TASK ▸ Nothing may be dropped or altered: reproduce all the data.
··· SUPPLIED RECORDS
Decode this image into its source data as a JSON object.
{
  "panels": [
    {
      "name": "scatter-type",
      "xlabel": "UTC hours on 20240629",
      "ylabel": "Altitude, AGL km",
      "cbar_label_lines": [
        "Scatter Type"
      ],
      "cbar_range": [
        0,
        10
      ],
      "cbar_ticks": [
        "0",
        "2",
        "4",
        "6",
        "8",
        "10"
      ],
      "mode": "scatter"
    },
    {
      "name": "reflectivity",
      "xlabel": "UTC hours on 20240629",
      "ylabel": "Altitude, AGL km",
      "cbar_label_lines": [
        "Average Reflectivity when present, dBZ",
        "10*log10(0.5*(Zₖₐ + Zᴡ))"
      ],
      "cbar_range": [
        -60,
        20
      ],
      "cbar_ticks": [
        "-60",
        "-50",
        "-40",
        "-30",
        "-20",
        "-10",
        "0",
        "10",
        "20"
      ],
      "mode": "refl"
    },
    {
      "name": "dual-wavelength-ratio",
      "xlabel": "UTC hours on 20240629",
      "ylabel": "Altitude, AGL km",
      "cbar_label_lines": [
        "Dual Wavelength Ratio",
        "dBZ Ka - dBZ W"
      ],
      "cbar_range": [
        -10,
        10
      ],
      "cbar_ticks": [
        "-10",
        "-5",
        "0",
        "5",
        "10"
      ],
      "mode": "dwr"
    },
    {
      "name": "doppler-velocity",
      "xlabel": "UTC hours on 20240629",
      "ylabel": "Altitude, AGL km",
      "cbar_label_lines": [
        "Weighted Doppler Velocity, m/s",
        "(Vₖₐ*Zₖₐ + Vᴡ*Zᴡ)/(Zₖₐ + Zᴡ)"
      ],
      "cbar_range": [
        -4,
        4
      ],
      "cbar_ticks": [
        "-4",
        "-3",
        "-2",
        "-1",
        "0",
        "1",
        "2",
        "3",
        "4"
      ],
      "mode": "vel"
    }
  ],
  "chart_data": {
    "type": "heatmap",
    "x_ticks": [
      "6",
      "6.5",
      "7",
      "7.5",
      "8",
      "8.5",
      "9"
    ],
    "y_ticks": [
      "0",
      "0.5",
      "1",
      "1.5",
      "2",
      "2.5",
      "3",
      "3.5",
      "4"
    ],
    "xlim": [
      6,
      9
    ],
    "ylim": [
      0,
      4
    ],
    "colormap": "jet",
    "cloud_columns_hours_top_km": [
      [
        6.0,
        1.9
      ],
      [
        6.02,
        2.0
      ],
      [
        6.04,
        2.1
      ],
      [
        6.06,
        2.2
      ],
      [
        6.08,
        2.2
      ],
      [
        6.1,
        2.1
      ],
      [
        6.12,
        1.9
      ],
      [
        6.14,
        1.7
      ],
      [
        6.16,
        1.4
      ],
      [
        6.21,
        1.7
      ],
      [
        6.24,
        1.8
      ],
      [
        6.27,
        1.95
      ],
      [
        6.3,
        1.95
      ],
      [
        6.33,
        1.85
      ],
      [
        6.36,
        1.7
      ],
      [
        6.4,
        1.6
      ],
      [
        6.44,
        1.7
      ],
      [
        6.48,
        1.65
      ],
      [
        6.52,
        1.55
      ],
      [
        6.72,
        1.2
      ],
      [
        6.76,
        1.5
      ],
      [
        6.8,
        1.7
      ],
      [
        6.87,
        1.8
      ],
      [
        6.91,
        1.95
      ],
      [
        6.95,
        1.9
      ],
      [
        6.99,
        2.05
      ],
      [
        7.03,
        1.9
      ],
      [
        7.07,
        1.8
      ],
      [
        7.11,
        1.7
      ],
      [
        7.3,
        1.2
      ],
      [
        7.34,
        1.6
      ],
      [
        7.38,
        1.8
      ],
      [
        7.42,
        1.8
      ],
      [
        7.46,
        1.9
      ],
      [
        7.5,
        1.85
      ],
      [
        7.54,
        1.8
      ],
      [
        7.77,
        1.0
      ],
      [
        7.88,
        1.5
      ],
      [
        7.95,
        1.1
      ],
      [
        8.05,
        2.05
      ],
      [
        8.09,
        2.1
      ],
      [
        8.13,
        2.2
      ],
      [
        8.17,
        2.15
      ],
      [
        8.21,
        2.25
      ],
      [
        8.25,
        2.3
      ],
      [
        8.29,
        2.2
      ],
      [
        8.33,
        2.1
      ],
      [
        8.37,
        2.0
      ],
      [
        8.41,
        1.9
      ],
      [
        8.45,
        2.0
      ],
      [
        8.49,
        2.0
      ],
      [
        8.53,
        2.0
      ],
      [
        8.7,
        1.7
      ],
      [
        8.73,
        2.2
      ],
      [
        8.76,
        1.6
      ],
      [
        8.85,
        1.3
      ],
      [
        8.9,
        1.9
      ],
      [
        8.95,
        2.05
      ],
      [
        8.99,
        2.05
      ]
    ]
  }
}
······
SOLVED PROBLEM ▸
Decode this image into its source data as a JSON object.
{
  "panels": [
    {
      "name": "scatter-type",
      "xlabel": "UTC hours on 20240629",
      "ylabel": "Altitude, AGL km",
      "cbar_label_lines": [
        "Scatter Type"
      ],
      "cbar_range": [
        0,
        10
      ],
      "cbar_ticks": [
        "0",
        "2",
        "4",
        "6",
        "8",
        "10"
      ],
      "mode": "scatter"
    },
    {
      "name": "reflectivity",
      "xlabel": "UTC hours on 20240629",
      "ylabel": "Altitude, AGL km",
      "cbar_label_lines": [
        "Average Reflectivity when present, dBZ",
        "10*log10(0.5*(Zₖₐ + Zᴡ))"
      ],
      "cbar_range": [
        -60,
        20
      ],
      "cbar_ticks": [
        "-60",
        "-50",
        "-40",
        "-30",
        "-20",
        "-10",
        "0",
        "10",
        "20"
      ],
      "mode": "refl"
    },
    {
      "name": "dual-wavelength-ratio",
      "xlabel": "UTC hours on 20240629",
      "ylabel": "Altitude, AGL km",
      "cbar_label_lines": [
        "Dual Wavelength Ratio",
        "dBZ Ka - dBZ W"
      ],
      "cbar_range": [
        -10,
        10
      ],
      "cbar_ticks": [
        "-10",
        "-5",
        "0",
        "5",
        "10"
      ],
      "mode": "dwr"
    },
    {
      "name": "doppler-velocity",
      "xlabel": "UTC hours on 20240629",
      "ylabel": "Altitude, AGL km",
      "cbar_label_lines": [
        "Weighted Doppler Velocity, m/s",
        "(Vₖₐ*Zₖₐ + Vᴡ*Zᴡ)/(Zₖₐ + Zᴡ)"
      ],
      "cbar_range": [
        -4,
        4
      ],
      "cbar_ticks": [
        "-4",
        "-3",
        "-2",
        "-1",
        "0",
        "1",
        "2",
        "3",
        "4"
      ],
      "mode": "vel"
    }
  ],
  "chart_data": {
    "type": "heatmap",
    "x_ticks": [
      "6",
      "6.5",
      "7",
      "7.5",
      "8",
      "8.5",
      "9"
    ],
    "y_ticks": [
      "0",
      "0.5",
      "1",
      "1.5",
      "2",
      "2.5",
      "3",
      "3.5",
      "4"
    ],
    "xlim": [
      6,
      9
    ],
    "ylim": [
      0,
      4
    ],
    "colormap": "jet",
    "cloud_columns_hours_top_km": [
      [
        6.0,
        1.9
      ],
      [
        6.02,
        2.0
      ],
      [
        6.04,
        2.1
      ],
      [
        6.06,
        2.2
      ],
      [
        6.08,
        2.2
      ],
      [
        6.1,
        2.1
      ],
      [
        6.12,
        1.9
      ],
      [
        6.14,
        1.7
      ],
      [
        6.16,
        1.4
      ],
      [
        6.21,
        1.7
      ],
      [
        6.24,
        1.8
      ],
      [
        6.27,
        1.95
      ],
      [
        6.3,
        1.95
      ],
      [
        6.33,
        1.85
      ],
      [
        6.36,
        1.7
      ],
      [
        6.4,
        1.6
      ],
      [
        6.44,
        1.7
      ],
      [
        6.48,
        1.65
      ],
      [
        6.52,
        1.55
      ],
      [
        6.72,
        1.2
      ],
      [
        6.76,
        1.5
      ],
      [
        6.8,
        1.7
      ],
      [
        6.87,
        1.8
      ],
      [
        6.91,
        1.95
      ],
      [
        6.95,
        1.9
      ],
      [
        6.99,
        2.05
      ],
      [
        7.03,
        1.9
      ],
      [
        7.07,
        1.8
      ],
      [
        7.11,
        1.7
      ],
      [
        7.3,
        1.2
      ],
      [
        7.34,
        1.6
      ],
      [
        7.38,
        1.8
      ],
      [
        7.42,
        1.8
      ],
      [
        7.46,
        1.9
      ],
      [
        7.5,
        1.85
      ],
      [
        7.54,
        1.8
      ],
      [
        7.77,
        1.0
      ],
      [
        7.88,
        1.5
      ],
      [
        7.95,
        1.1
      ],
      [
        8.05,
        2.05
      ],
      [
        8.09,
        2.1
      ],
      [
        8.13,
        2.2
      ],
      [
        8.17,
        2.15
      ],
      [
        8.21,
        2.25
      ],
      [
        8.25,
        2.3
      ],
      [
        8.29,
        2.2
      ],
      [
        8.33,
        2.1
      ],
      [
        8.37,
        2.0
      ],
      [
        8.41,
        1.9
      ],
      [
        8.45,
        2.0
      ],
      [
        8.49,
        2.0
      ],
      [
        8.53,
        2.0
      ],
      [
        8.7,
        1.7
      ],
      [
        8.73,
        2.2
      ],
      [
        8.76,
        1.6
      ],
      [
        8.85,
        1.3
      ],
      [
        8.9,
        1.9
      ],
      [
        8.95,
        2.05
      ],
      [
        8.99,
        2.05
      ]
    ]
  }
}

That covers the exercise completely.